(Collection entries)
━━━━━━━━━━
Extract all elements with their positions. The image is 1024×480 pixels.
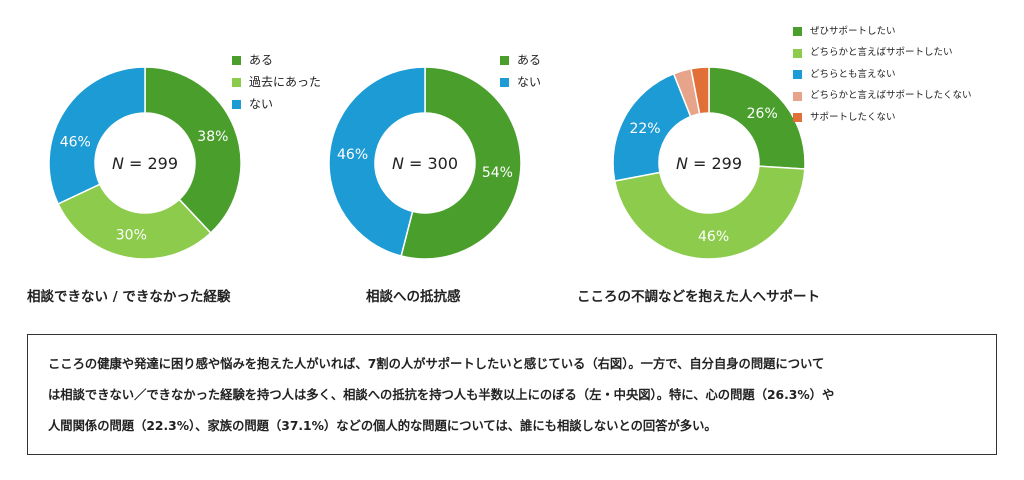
donut-slice	[48, 66, 146, 205]
legend-swatch	[793, 48, 802, 58]
slice-value-label: 46%	[337, 147, 368, 163]
donut-slice	[708, 66, 806, 170]
legend-label: どちらかと言えばサポートしたくない	[810, 90, 972, 102]
legend-item: どちらかと言えばサポートしたくない	[793, 86, 972, 108]
chart-title-consult-resistance: 相談への抵抗感	[366, 289, 461, 305]
summary-line: は相談できない／できなかった経験を持つ人は多く、相談への抵抗を持つ人も半数以上に…	[48, 388, 835, 402]
legend-swatch	[793, 91, 802, 101]
chart-title-support-intention: こころの不調などを抱えた人へサポート	[577, 289, 820, 305]
slice-value-label: 26%	[747, 106, 778, 122]
legend-swatch	[232, 55, 241, 65]
legend-swatch	[793, 70, 802, 80]
summary-line: 人間関係の問題（22.3%）、家族の問題（37.1%）などの個人的な問題について…	[48, 419, 717, 433]
legend-swatch	[793, 27, 802, 37]
legend-swatch	[500, 55, 509, 65]
legend-label: ある	[517, 53, 542, 67]
legend-label: ない	[517, 75, 542, 89]
summary-line: こころの健康や発達に困り感や悩みを抱えた人がいれば、7割の人がサポートしたいと感…	[48, 357, 825, 371]
slice-value-label: 22%	[629, 121, 660, 137]
legend-item: ある	[232, 49, 321, 71]
legend-label: ある	[249, 53, 274, 67]
legend-item: どちらとも言えない	[793, 64, 972, 86]
legend-label: どちらとも言えない	[810, 68, 896, 80]
legend-item: 過去にあった	[232, 71, 321, 93]
legend-item: どちらかと言えばサポートしたい	[793, 43, 972, 65]
donut-slice	[690, 66, 710, 115]
legend-support-intention: ぜひサポートしたい どちらかと言えばサポートしたい どちらとも言えない どちらか…	[793, 21, 972, 129]
sample-size-label: N = 299	[676, 154, 742, 173]
sample-size-label: N = 300	[392, 154, 458, 173]
donut-chart-consult-experience: 38% 30% 46% N = 299	[48, 66, 242, 260]
donut-slice	[400, 66, 522, 260]
legend-label: ぜひサポートしたい	[810, 25, 896, 37]
legend-swatch	[500, 77, 509, 87]
summary-note-box: こころの健康や発達に困り感や悩みを抱えた人がいれば、7割の人がサポートしたいと感…	[27, 334, 997, 455]
donut-chart-consult-resistance: 54% 46% N = 300	[328, 66, 522, 260]
donut-slice	[328, 66, 426, 257]
legend-label: どちらかと言えばサポートしたい	[810, 47, 953, 59]
legend-swatch	[232, 99, 241, 109]
donut-slice	[57, 183, 212, 260]
legend-item: ない	[232, 93, 321, 115]
slice-value-label: 46%	[698, 229, 729, 245]
legend-label: サポートしたくない	[810, 111, 896, 123]
donut-slice	[144, 66, 242, 235]
legend-label: 過去にあった	[249, 75, 322, 89]
slice-value-label: 54%	[482, 165, 513, 181]
legend-item: ある	[500, 49, 541, 71]
donut-slice	[613, 165, 806, 260]
legend-swatch	[793, 113, 802, 123]
legend-consult-experience: ある 過去にあった ない	[232, 49, 321, 115]
legend-item: サポートしたくない	[793, 107, 972, 129]
sample-size-label: N = 299	[112, 154, 178, 173]
donut-slice	[612, 72, 692, 182]
chart-title-consult-experience: 相談できない / できなかった経験	[27, 289, 231, 305]
slice-value-label: 46%	[60, 134, 91, 150]
slice-value-label: 38%	[197, 129, 228, 145]
donut-chart-support-intention: 26% 46% 22% N = 299	[612, 66, 806, 260]
legend-consult-resistance: ある ない	[500, 49, 541, 93]
legend-label: ない	[249, 97, 274, 111]
legend-item: ぜひサポートしたい	[793, 21, 972, 43]
legend-item: ない	[500, 71, 541, 93]
legend-swatch	[232, 77, 241, 87]
slice-value-label: 30%	[116, 228, 147, 244]
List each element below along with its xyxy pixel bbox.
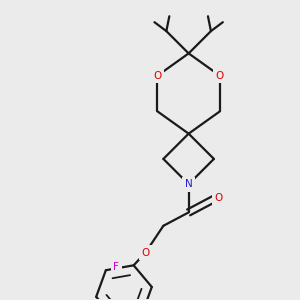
Text: O: O — [153, 71, 162, 81]
Text: O: O — [215, 193, 223, 202]
Text: O: O — [141, 248, 150, 257]
Text: N: N — [185, 179, 193, 189]
Text: F: F — [113, 262, 119, 272]
Text: O: O — [216, 71, 224, 81]
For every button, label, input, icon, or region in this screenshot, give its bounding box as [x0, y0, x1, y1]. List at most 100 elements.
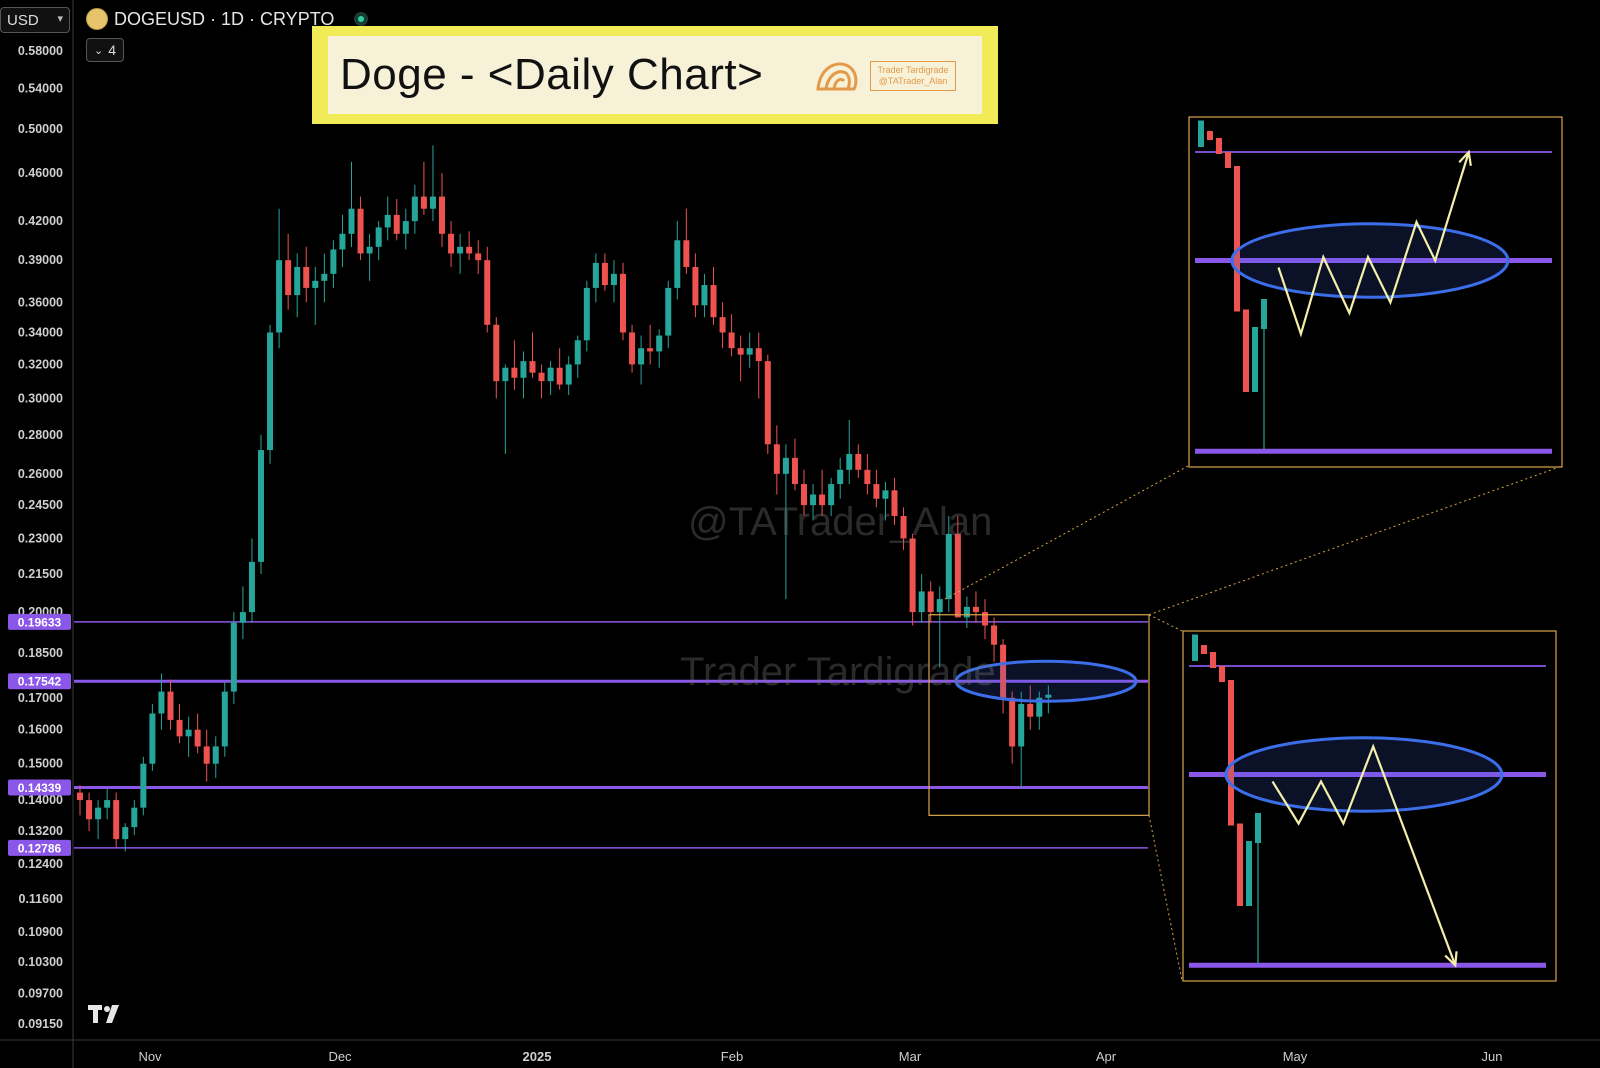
- inset-candle: [1201, 645, 1207, 654]
- y-axis: 0.58000 0.54000 0.50000 0.46000 0.42000 0.390…: [18, 44, 63, 1031]
- candle-body: [656, 335, 663, 352]
- price-level-label: 0.17542: [18, 675, 62, 689]
- candle-body: [855, 453, 862, 470]
- candle-body: [936, 599, 943, 613]
- y-tick-label: 0.32000: [18, 357, 63, 371]
- tradingview-logo-icon[interactable]: [88, 1003, 126, 1031]
- price-level-label: 0.19633: [18, 615, 62, 629]
- candle-body: [692, 266, 699, 306]
- candle-body: [384, 214, 391, 228]
- candle-body: [918, 591, 925, 613]
- candle-body: [565, 364, 572, 385]
- y-tick-label: 0.42000: [18, 214, 63, 228]
- candle-body: [366, 246, 373, 254]
- candle-body: [927, 591, 934, 613]
- x-tick-label: Nov: [138, 1049, 162, 1064]
- candle-body: [248, 561, 255, 613]
- author-stamp: Trader Tardigrade @TATrader_Alan: [870, 61, 956, 91]
- y-tick-label: 0.09700: [18, 986, 63, 1000]
- y-tick-label: 0.26000: [18, 467, 63, 481]
- y-tick-label: 0.36000: [18, 295, 63, 309]
- badge-line-1: Trader Tardigrade: [877, 65, 949, 75]
- candle-body: [267, 332, 274, 451]
- x-tick-label: Feb: [721, 1049, 743, 1064]
- title-banner: Doge - <Daily Chart> Trader Tardigrade @…: [312, 26, 998, 124]
- candle-body: [1045, 694, 1052, 698]
- resistance-ellipse[interactable]: [954, 659, 1138, 703]
- y-tick-label: 0.21500: [18, 567, 63, 581]
- candle-body: [411, 196, 418, 222]
- y-tick-label: 0.10300: [18, 955, 63, 969]
- indicators-toggle-button[interactable]: ⌄ 4: [86, 38, 124, 62]
- symbol-label: DOGEUSD · 1D · CRYPTO: [114, 8, 335, 29]
- candle-body: [891, 490, 898, 517]
- candle-body: [991, 625, 998, 645]
- y-tick-label: 0.15000: [18, 757, 63, 771]
- candle-body: [194, 729, 201, 747]
- candle-body: [556, 367, 563, 385]
- candle-body: [1036, 697, 1043, 717]
- candle-body: [737, 348, 744, 355]
- inset-candle: [1252, 327, 1258, 392]
- candle-body: [982, 612, 988, 626]
- inset-candle: [1237, 823, 1243, 906]
- symbol-info[interactable]: DOGEUSD · 1D · CRYPTO: [86, 8, 334, 30]
- inset-ellipse: [1224, 736, 1504, 813]
- candle-body: [547, 367, 554, 382]
- y-tick-label: 0.10900: [18, 925, 63, 939]
- candle-body: [638, 348, 645, 365]
- annotations[interactable]: [928, 116, 1563, 982]
- bullish-scenario-inset[interactable]: [1188, 116, 1563, 468]
- y-tick-label: 0.39000: [18, 253, 63, 267]
- inset-candle: [1207, 131, 1213, 140]
- y-tick-label: 0.28000: [18, 428, 63, 442]
- candle-body: [909, 538, 916, 613]
- candle-body: [429, 196, 436, 209]
- candle-body: [710, 285, 717, 318]
- candle-body: [402, 221, 409, 234]
- bearish-scenario-inset[interactable]: [1182, 630, 1557, 982]
- candle-body: [1018, 703, 1025, 747]
- candle-body: [864, 469, 871, 485]
- x-tick-label: May: [1283, 1049, 1308, 1064]
- y-tick-label: 0.09150: [18, 1017, 63, 1031]
- y-tick-label: 0.54000: [18, 82, 63, 96]
- tardigrade-logo-icon: [816, 62, 858, 91]
- candle-body: [339, 233, 346, 250]
- candle-body: [113, 800, 120, 840]
- price-levels[interactable]: 0.19633 0.17542 0.14339 0.12786: [8, 613, 1148, 856]
- candle-body: [755, 348, 762, 362]
- y-tick-label: 0.46000: [18, 166, 63, 180]
- candle-body: [728, 332, 735, 349]
- candle-body: [95, 807, 102, 820]
- candle-body: [294, 266, 301, 296]
- y-tick-label: 0.34000: [18, 325, 63, 339]
- inset-candle: [1216, 138, 1222, 154]
- candle-body: [457, 246, 464, 254]
- candle-body: [683, 240, 690, 267]
- candlesticks: [77, 145, 1052, 852]
- candle-body: [493, 324, 500, 382]
- y-tick-label: 0.14000: [18, 793, 63, 807]
- y-tick-label: 0.17000: [18, 691, 63, 705]
- candle-body: [439, 196, 445, 234]
- candle-body: [502, 367, 509, 382]
- connector-line: [1148, 465, 1563, 616]
- x-axis: Nov Dec 2025 Feb Mar Apr May Jun: [138, 1049, 1502, 1064]
- candle-body: [701, 285, 708, 306]
- candle-body: [122, 827, 129, 840]
- candle-body: [511, 367, 518, 378]
- candle-body: [529, 361, 536, 373]
- candle-body: [185, 729, 192, 737]
- market-status-icon[interactable]: [354, 12, 368, 26]
- candle-body: [972, 606, 979, 613]
- price-level-tag: [8, 613, 71, 630]
- candle-body: [330, 249, 337, 274]
- currency-select[interactable]: USD ▾: [0, 7, 70, 33]
- candle-body: [538, 372, 545, 382]
- candle-body: [393, 214, 400, 234]
- zoom-box[interactable]: [928, 614, 1150, 816]
- candle-body: [846, 453, 853, 470]
- candle-body: [348, 208, 355, 234]
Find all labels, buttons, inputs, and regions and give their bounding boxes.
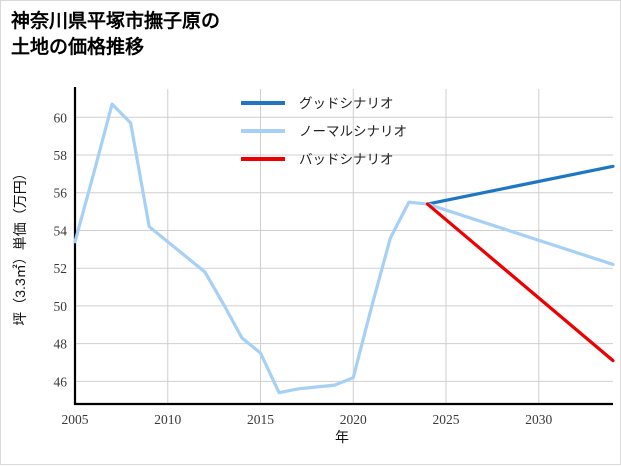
y-tick-label: 60 — [54, 110, 68, 125]
y-tick-label: 52 — [54, 261, 68, 276]
y-axis-tick-labels: 46 48 50 52 54 56 58 60 — [54, 110, 68, 389]
x-tick-label: 2030 — [525, 412, 552, 427]
y-tick-label: 56 — [54, 186, 68, 201]
x-tick-label: 2020 — [340, 412, 367, 427]
series-line-ノーマルシナリオ — [73, 102, 615, 395]
y-tick-label: 46 — [54, 374, 68, 389]
x-tick-label: 2010 — [154, 412, 181, 427]
legend-label-0: グッドシナリオ — [299, 96, 394, 111]
x-axis-title: 年 — [335, 429, 349, 445]
x-tick-label: 2025 — [433, 412, 460, 427]
x-axis-tick-labels: 2005 2010 2015 2020 2025 2030 — [62, 412, 553, 427]
x-tick-label: 2015 — [247, 412, 274, 427]
page-title: 神奈川県平塚市撫子原の 土地の価格推移 — [11, 11, 221, 58]
axis-lines — [73, 87, 613, 406]
y-tick-label: 58 — [54, 148, 68, 163]
y-tick-label: 48 — [54, 337, 68, 352]
grid-lines — [74, 89, 613, 404]
legend-label-1: ノーマルシナリオ — [299, 124, 407, 139]
x-tick-label: 2005 — [62, 412, 89, 427]
series-line-バッドシナリオ — [425, 202, 615, 363]
y-tick-label: 54 — [54, 223, 68, 238]
data-series-group — [73, 102, 615, 395]
legend-label-2: バッドシナリオ — [299, 152, 394, 167]
y-tick-label: 50 — [54, 299, 68, 314]
axis-spine — [73, 87, 613, 406]
y-axis-title: 坪（3.3㎡）単価（万円） — [12, 166, 28, 325]
series-line-グッドシナリオ — [425, 164, 615, 206]
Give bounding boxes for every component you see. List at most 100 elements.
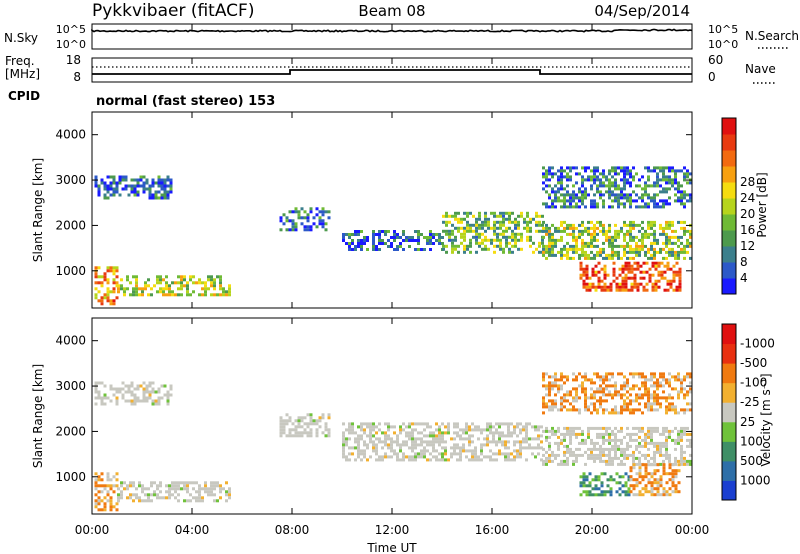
data-cell bbox=[157, 402, 161, 406]
data-cell bbox=[225, 490, 228, 494]
data-cell bbox=[219, 496, 222, 500]
data-cell bbox=[641, 199, 644, 203]
data-cell bbox=[438, 239, 441, 242]
data-cell bbox=[647, 166, 650, 170]
data-cell bbox=[599, 193, 602, 197]
data-cell bbox=[623, 172, 626, 176]
data-cell bbox=[683, 426, 686, 430]
data-cell bbox=[554, 193, 557, 197]
data-cell bbox=[411, 434, 414, 438]
data-cell bbox=[138, 293, 141, 297]
data-cell bbox=[522, 425, 525, 429]
data-cell bbox=[587, 378, 590, 382]
data-cell bbox=[478, 232, 481, 236]
data-cell bbox=[174, 481, 177, 485]
data-cell bbox=[551, 199, 554, 203]
data-cell bbox=[163, 193, 167, 197]
data-cell bbox=[672, 276, 676, 280]
data-cell bbox=[117, 496, 120, 500]
data-cell bbox=[156, 496, 159, 500]
data-cell bbox=[665, 232, 668, 236]
data-cell bbox=[438, 443, 441, 447]
data-cell bbox=[647, 205, 650, 209]
data-cell bbox=[657, 273, 661, 277]
data-cell bbox=[551, 250, 554, 254]
data-cell bbox=[629, 172, 632, 176]
data-cell bbox=[653, 223, 656, 227]
data-cell bbox=[551, 432, 554, 436]
data-cell bbox=[650, 199, 653, 203]
data-cell bbox=[656, 399, 659, 403]
data-cell bbox=[195, 281, 198, 285]
data-cell bbox=[593, 166, 596, 170]
data-cell bbox=[177, 281, 180, 285]
data-cell bbox=[572, 459, 575, 463]
data-cell bbox=[174, 496, 177, 500]
data-cell bbox=[294, 222, 298, 226]
data-cell bbox=[228, 287, 231, 291]
data-cell bbox=[321, 207, 325, 211]
data-cell bbox=[686, 175, 689, 179]
data-cell bbox=[375, 449, 378, 453]
data-cell bbox=[432, 431, 435, 435]
data-cell bbox=[590, 438, 593, 442]
data-cell bbox=[399, 242, 402, 245]
data-cell bbox=[109, 399, 113, 403]
data-cell bbox=[626, 178, 629, 182]
data-cell bbox=[106, 396, 110, 400]
data-cell bbox=[548, 205, 551, 209]
data-cell bbox=[560, 432, 563, 436]
data-cell bbox=[563, 253, 566, 257]
data-cell bbox=[384, 443, 387, 447]
data-cell bbox=[656, 444, 659, 448]
data-cell bbox=[635, 253, 638, 257]
data-cell bbox=[306, 216, 310, 220]
data-cell bbox=[638, 450, 641, 454]
data-cell bbox=[671, 241, 674, 245]
data-cell bbox=[677, 372, 680, 376]
data-cell bbox=[435, 434, 438, 438]
data-cell bbox=[535, 214, 538, 218]
data-cell bbox=[213, 487, 216, 491]
data-cell bbox=[103, 502, 107, 506]
data-cell bbox=[680, 220, 683, 224]
data-cell bbox=[132, 275, 135, 279]
data-cell bbox=[106, 293, 110, 297]
data-cell bbox=[656, 408, 659, 412]
data-cell bbox=[282, 213, 286, 217]
data-cell bbox=[597, 282, 601, 286]
data-cell bbox=[620, 462, 623, 466]
data-cell bbox=[496, 226, 499, 230]
data-cell bbox=[378, 422, 381, 426]
data-cell bbox=[614, 232, 617, 236]
data-cell bbox=[686, 199, 689, 203]
data-cell bbox=[602, 393, 605, 397]
data-cell bbox=[448, 214, 451, 218]
data-cell bbox=[135, 496, 138, 500]
data-cell bbox=[627, 267, 631, 271]
data-cell bbox=[581, 229, 584, 233]
data-cell bbox=[402, 440, 405, 444]
data-cell bbox=[638, 247, 641, 251]
data-cell bbox=[638, 475, 642, 479]
data-cell bbox=[545, 172, 548, 176]
data-cell bbox=[657, 264, 661, 268]
data-cell bbox=[127, 399, 131, 403]
data-cell bbox=[312, 419, 316, 423]
data-cell bbox=[163, 384, 167, 388]
data-cell bbox=[662, 493, 666, 497]
data-cell bbox=[590, 441, 593, 445]
data-cell bbox=[557, 196, 560, 200]
data-cell bbox=[318, 416, 322, 420]
data-cell bbox=[578, 372, 581, 376]
data-cell bbox=[659, 432, 662, 436]
data-cell bbox=[680, 169, 683, 173]
data-cell bbox=[599, 196, 602, 200]
data-cell bbox=[675, 270, 679, 274]
data-cell bbox=[560, 378, 563, 382]
data-cell bbox=[520, 232, 523, 236]
data-cell bbox=[626, 405, 629, 409]
data-cell bbox=[660, 261, 664, 265]
data-cell bbox=[644, 232, 647, 236]
data-cell bbox=[189, 278, 192, 282]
━━━━━━━━━━
EXERCISE PROMPT: Print the lines from the one with "- inset-candle: [1201, 645, 1207, 654]" through the one with "- candle-body: [411, 196, 418, 222]", both included, exactly as they appear in the items.

ANSWER BELOW:
- inset-candle: [1201, 645, 1207, 654]
- y-axis: 0.58000 0.54000 0.50000 0.46000 0.42000 0.390…: [18, 44, 63, 1031]
- candle-body: [656, 335, 663, 352]
- price-level-label: 0.17542: [18, 675, 62, 689]
- candle-body: [855, 453, 862, 470]
- candle-body: [936, 599, 943, 613]
- y-tick-label: 0.32000: [18, 357, 63, 371]
- tradingview-logo-icon[interactable]: [88, 1003, 126, 1031]
- price-level-label: 0.19633: [18, 615, 62, 629]
- candle-body: [692, 266, 699, 306]
- candle-body: [384, 214, 391, 228]
- candle-body: [918, 591, 925, 613]
- candle-body: [565, 364, 572, 385]
- y-tick-label: 0.42000: [18, 214, 63, 228]
- candle-body: [366, 246, 373, 254]
- candle-body: [927, 591, 934, 613]
- x-tick-label: Nov: [138, 1049, 162, 1064]
- candle-body: [248, 561, 255, 613]
- author-stamp: Trader Tardigrade @TATrader_Alan: [870, 61, 956, 91]
- y-tick-label: 0.09700: [18, 986, 63, 1000]
- y-tick-label: 0.26000: [18, 467, 63, 481]
- y-tick-label: 0.36000: [18, 295, 63, 309]
- badge-line-1: Trader Tardigrade: [877, 65, 949, 75]
- candle-body: [267, 332, 274, 451]
- x-tick-label: Feb: [721, 1049, 743, 1064]
- title-banner: Doge - <Daily Chart> Trader Tardigrade @…: [312, 26, 998, 124]
- candle-body: [1045, 694, 1052, 698]
- resistance-ellipse[interactable]: [954, 659, 1138, 703]
- y-tick-label: 0.21500: [18, 567, 63, 581]
- candle-body: [411, 196, 418, 222]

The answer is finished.